» Task goal
Copy the lines in the entries below verbatim, starting at the line containing "document-title: 银行党支部 2025" and ending after the line containing "200, 395, 218]", both included.

Layout records
▼▼▼
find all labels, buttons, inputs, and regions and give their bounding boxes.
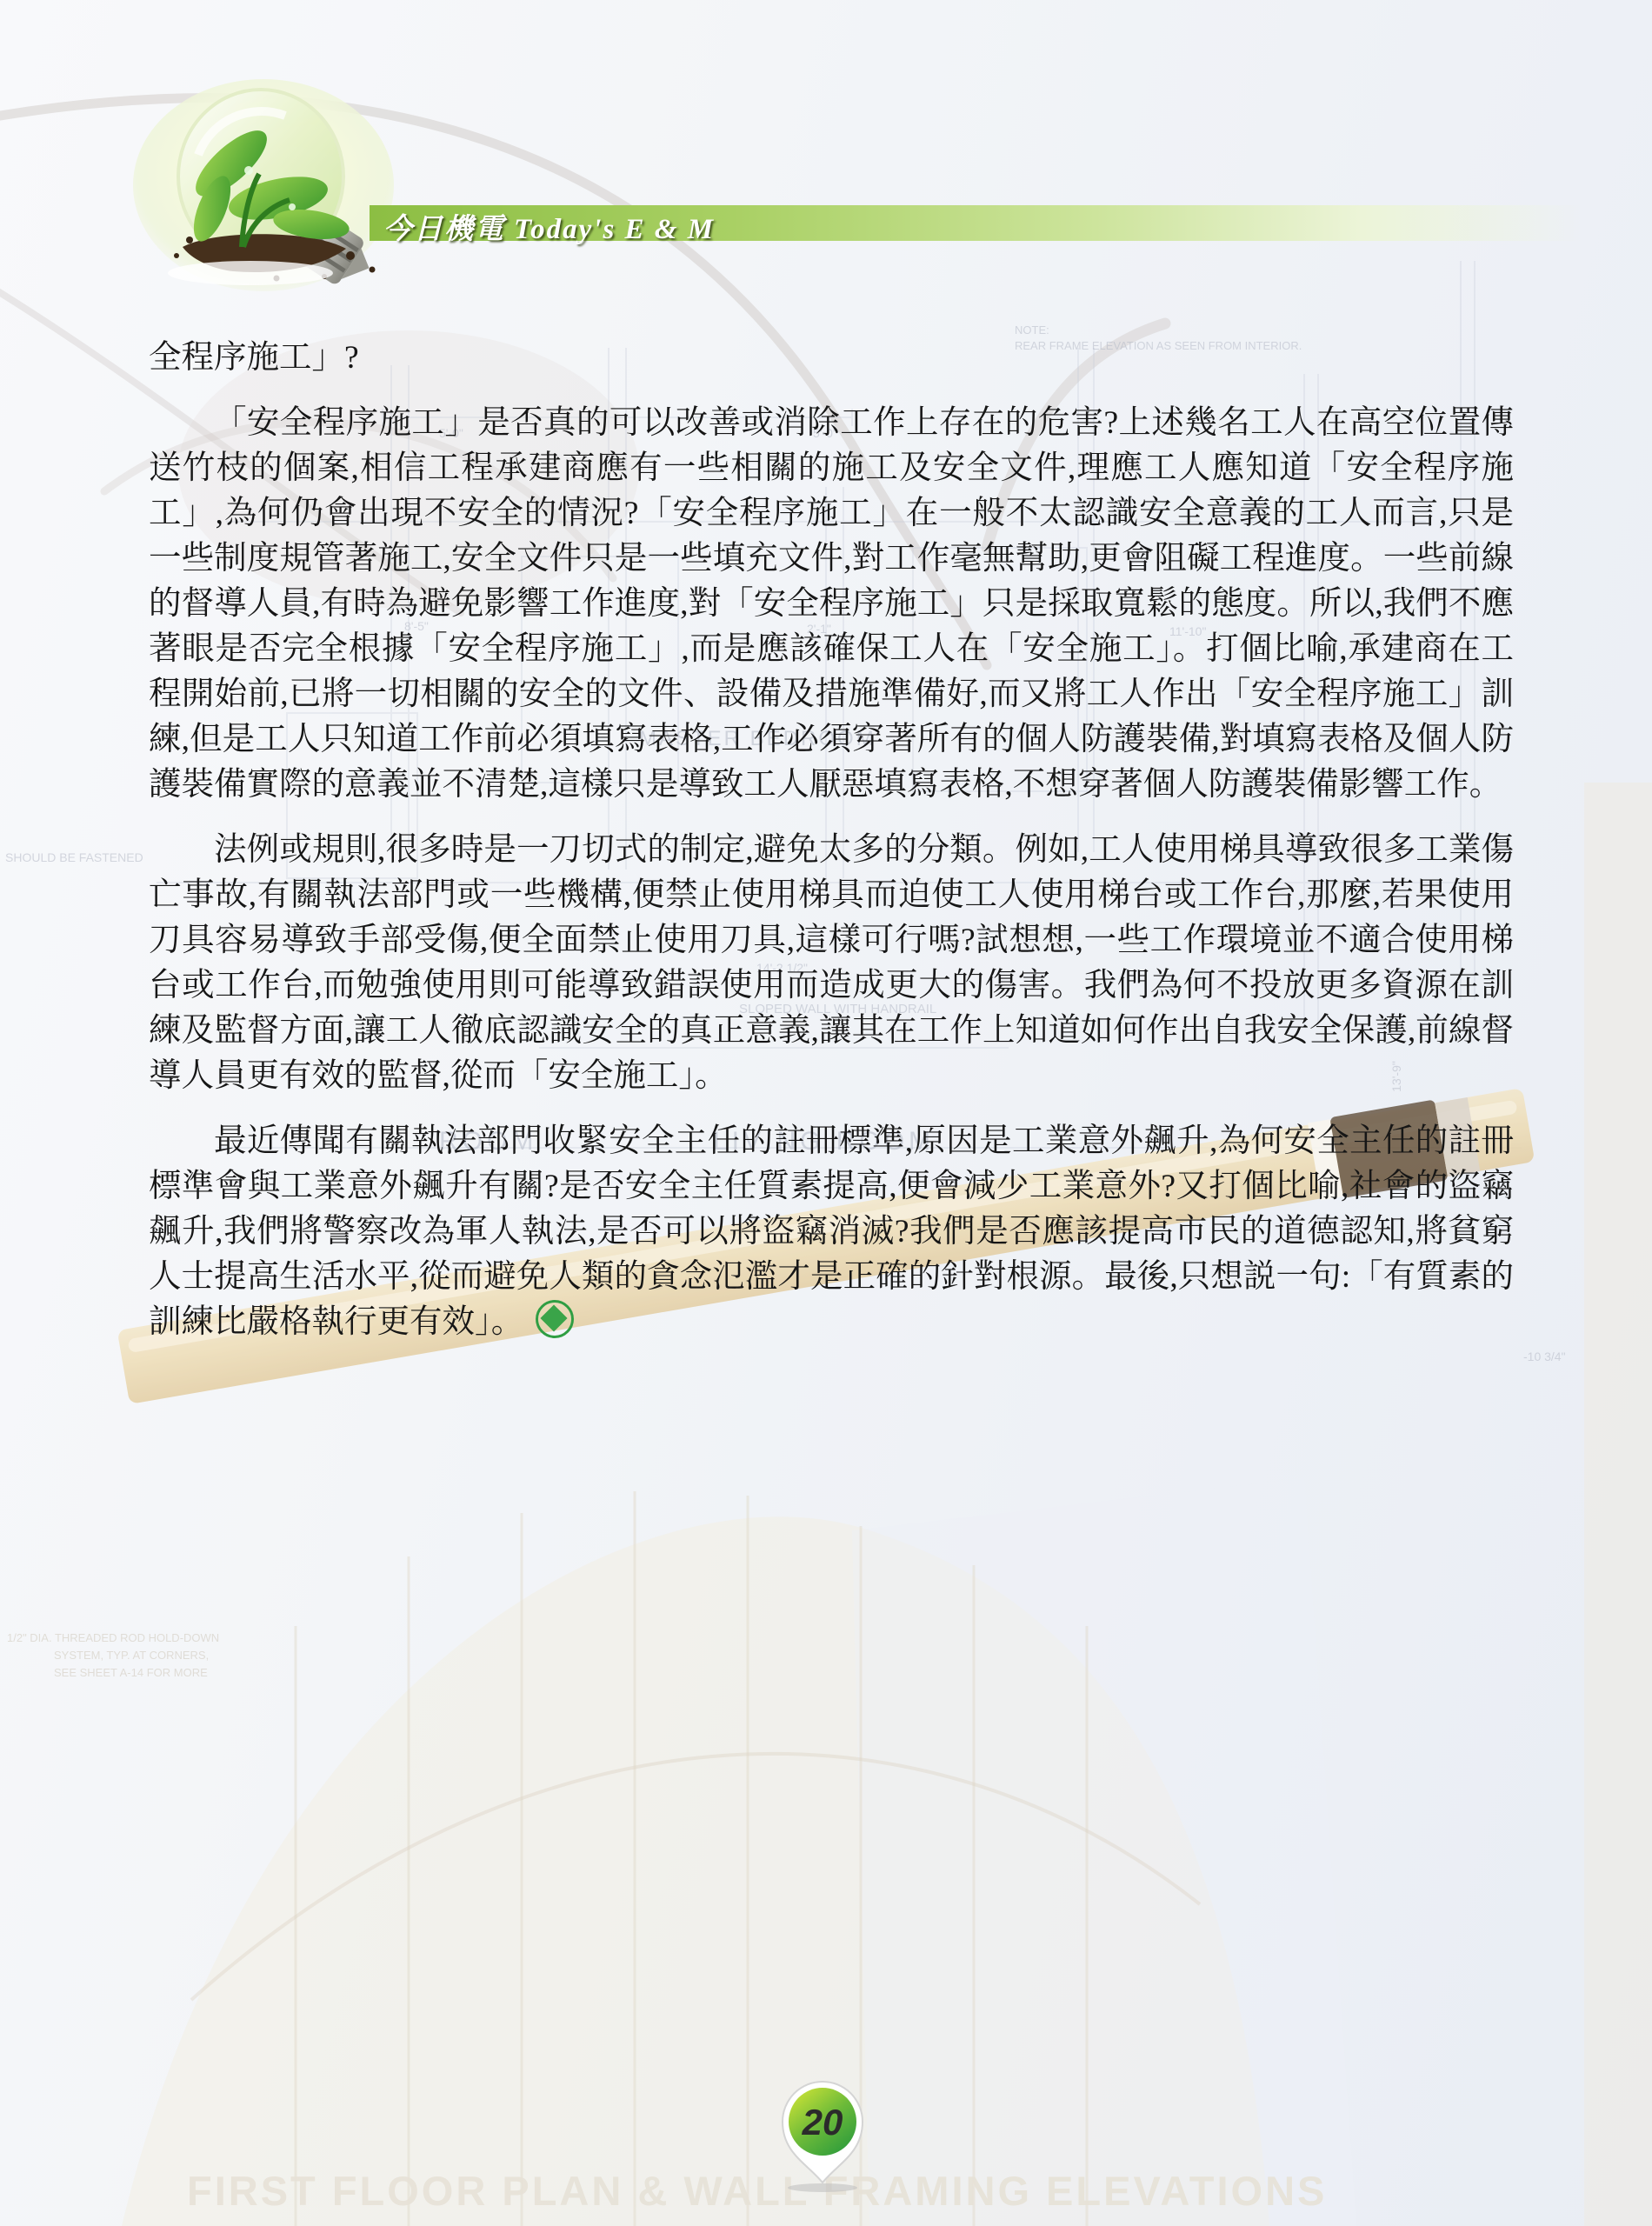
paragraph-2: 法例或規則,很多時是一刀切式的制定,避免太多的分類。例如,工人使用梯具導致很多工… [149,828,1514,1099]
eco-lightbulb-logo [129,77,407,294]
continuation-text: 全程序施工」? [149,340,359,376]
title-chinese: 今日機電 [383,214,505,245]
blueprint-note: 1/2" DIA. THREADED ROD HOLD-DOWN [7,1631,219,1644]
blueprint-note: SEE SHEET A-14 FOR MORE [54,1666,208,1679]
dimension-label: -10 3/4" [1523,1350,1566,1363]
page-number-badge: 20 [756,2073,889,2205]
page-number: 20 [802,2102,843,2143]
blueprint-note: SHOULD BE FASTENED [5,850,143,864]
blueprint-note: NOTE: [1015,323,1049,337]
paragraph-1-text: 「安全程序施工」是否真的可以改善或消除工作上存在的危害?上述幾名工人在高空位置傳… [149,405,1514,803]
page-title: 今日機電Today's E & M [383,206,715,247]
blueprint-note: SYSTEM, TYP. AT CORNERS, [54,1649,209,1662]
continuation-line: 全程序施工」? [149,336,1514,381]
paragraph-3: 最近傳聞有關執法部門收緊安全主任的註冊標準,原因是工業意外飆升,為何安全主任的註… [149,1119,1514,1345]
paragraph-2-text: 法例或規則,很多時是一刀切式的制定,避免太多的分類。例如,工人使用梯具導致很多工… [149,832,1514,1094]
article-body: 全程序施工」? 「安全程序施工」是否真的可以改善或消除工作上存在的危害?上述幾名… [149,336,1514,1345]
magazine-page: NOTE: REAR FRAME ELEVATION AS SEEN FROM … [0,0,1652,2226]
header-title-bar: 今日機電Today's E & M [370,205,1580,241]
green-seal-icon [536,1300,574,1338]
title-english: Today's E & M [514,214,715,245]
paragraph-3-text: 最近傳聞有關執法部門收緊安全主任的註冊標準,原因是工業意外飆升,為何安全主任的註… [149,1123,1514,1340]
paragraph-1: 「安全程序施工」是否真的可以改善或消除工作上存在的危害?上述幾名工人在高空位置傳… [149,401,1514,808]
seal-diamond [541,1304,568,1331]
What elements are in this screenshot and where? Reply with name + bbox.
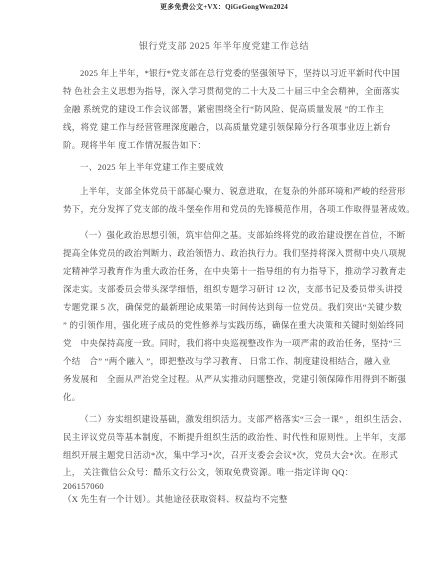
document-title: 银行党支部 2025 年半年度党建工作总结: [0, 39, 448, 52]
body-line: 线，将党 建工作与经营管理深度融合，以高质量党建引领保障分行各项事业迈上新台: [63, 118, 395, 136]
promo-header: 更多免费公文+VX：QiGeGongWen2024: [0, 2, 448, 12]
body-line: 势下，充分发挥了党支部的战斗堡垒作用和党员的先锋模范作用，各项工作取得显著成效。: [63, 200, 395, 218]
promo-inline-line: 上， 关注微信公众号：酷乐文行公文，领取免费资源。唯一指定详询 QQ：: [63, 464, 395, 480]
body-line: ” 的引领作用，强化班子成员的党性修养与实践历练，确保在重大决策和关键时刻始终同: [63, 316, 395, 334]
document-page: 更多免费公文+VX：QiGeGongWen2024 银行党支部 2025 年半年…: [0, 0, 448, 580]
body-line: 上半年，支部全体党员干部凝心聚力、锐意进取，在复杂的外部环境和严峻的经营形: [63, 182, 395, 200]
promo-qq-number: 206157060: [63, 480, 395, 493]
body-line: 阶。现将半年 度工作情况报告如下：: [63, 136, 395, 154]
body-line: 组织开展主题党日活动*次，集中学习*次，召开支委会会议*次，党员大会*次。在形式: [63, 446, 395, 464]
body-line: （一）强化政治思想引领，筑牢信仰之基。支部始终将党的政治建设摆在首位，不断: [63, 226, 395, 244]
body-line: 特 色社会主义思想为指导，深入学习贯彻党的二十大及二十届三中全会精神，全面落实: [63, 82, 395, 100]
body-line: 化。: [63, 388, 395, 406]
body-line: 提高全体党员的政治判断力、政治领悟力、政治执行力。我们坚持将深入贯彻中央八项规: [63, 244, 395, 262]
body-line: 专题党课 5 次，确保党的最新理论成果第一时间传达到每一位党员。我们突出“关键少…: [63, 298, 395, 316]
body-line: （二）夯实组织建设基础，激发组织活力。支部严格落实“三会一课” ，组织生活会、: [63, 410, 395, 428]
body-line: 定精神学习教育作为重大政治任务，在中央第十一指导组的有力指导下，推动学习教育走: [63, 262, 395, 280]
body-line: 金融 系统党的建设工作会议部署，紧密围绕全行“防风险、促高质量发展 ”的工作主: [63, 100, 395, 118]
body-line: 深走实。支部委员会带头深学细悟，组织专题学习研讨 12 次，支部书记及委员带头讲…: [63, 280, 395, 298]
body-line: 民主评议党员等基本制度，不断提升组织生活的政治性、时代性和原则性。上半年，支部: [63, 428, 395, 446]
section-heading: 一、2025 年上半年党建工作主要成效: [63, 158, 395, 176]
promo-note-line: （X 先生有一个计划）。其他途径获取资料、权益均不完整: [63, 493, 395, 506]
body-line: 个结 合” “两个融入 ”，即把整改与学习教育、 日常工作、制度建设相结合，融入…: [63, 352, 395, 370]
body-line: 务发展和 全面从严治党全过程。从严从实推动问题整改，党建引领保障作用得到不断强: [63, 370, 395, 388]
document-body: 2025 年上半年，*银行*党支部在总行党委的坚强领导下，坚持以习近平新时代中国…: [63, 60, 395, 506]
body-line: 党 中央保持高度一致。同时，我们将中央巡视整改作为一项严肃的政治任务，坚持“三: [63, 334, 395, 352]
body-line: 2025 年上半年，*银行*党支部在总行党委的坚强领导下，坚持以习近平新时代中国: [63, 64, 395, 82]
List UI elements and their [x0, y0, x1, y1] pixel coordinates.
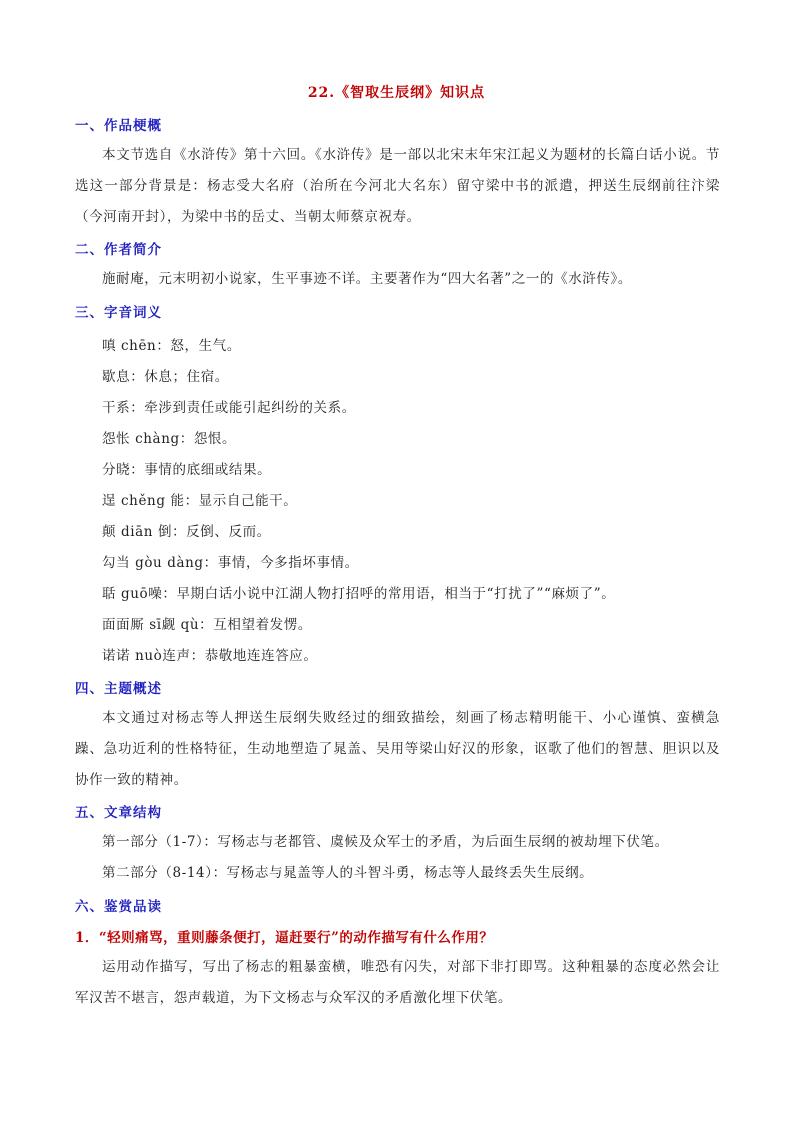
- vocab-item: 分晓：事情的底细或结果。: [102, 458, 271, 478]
▲▲▲
» The reply
document-title: 银行党支部 2025 年半年度党建工作总结: [0, 39, 448, 52]
body-line: 线，将党 建工作与经营管理深度融合，以高质量党建引领保障分行各项事业迈上新台: [63, 118, 395, 136]
promo-header: 更多免费公文+VX：QiGeGongWen2024: [0, 2, 448, 12]
body-line: 势下，充分发挥了党支部的战斗堡垒作用和党员的先锋模范作用，各项工作取得显著成效。: [63, 200, 395, 218]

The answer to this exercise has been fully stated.